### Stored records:
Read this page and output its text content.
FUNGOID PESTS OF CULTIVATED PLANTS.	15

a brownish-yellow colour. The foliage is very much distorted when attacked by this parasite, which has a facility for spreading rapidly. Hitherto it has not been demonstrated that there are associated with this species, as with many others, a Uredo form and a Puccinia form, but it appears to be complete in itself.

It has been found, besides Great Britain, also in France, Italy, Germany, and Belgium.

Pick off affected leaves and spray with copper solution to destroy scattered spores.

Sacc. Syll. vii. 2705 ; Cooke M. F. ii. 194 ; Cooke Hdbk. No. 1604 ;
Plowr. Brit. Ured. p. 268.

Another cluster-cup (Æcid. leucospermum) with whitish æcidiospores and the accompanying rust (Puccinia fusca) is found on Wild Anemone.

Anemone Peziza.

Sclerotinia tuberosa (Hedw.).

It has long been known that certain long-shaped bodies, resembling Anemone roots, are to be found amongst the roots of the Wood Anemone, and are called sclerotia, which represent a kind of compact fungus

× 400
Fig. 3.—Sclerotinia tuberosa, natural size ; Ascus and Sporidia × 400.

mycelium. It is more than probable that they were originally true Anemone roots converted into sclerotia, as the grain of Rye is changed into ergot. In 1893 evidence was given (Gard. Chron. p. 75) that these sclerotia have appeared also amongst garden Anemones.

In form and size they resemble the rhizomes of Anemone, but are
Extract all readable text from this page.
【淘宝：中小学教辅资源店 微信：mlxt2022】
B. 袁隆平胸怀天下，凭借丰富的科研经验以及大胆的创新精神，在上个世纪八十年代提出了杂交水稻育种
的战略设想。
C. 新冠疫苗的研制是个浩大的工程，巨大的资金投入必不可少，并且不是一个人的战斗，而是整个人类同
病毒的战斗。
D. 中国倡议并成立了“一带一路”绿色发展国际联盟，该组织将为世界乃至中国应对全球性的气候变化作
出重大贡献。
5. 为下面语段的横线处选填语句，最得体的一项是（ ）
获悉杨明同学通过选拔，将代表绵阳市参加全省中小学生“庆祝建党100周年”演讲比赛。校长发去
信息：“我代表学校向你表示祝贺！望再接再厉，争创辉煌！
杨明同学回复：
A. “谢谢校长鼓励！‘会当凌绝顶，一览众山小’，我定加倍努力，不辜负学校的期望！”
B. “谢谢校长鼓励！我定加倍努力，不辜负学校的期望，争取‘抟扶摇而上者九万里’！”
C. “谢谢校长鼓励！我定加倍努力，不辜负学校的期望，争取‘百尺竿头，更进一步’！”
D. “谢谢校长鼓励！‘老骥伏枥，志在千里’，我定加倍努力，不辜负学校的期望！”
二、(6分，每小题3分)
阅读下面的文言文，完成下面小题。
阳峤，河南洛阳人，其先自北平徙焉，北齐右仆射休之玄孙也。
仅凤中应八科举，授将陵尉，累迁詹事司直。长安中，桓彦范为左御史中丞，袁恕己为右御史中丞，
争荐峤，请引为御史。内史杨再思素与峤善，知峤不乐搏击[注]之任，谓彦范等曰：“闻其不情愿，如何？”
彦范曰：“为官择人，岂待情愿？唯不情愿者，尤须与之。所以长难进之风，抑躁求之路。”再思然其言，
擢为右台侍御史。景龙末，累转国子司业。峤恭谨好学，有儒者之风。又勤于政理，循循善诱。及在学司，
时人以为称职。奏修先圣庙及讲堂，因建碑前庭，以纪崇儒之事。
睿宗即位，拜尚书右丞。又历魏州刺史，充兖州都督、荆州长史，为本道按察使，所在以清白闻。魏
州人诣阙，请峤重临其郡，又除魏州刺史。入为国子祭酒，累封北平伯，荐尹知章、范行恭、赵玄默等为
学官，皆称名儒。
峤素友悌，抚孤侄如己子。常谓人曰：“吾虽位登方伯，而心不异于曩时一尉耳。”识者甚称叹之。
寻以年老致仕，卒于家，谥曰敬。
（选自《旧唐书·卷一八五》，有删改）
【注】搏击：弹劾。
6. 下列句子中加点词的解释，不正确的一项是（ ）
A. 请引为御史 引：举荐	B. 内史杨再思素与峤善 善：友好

### Your objective:
Copy every single line of the material above that holds "text".

### Worked solution:
Read this page and output its text content.
Extract all readable text from this page.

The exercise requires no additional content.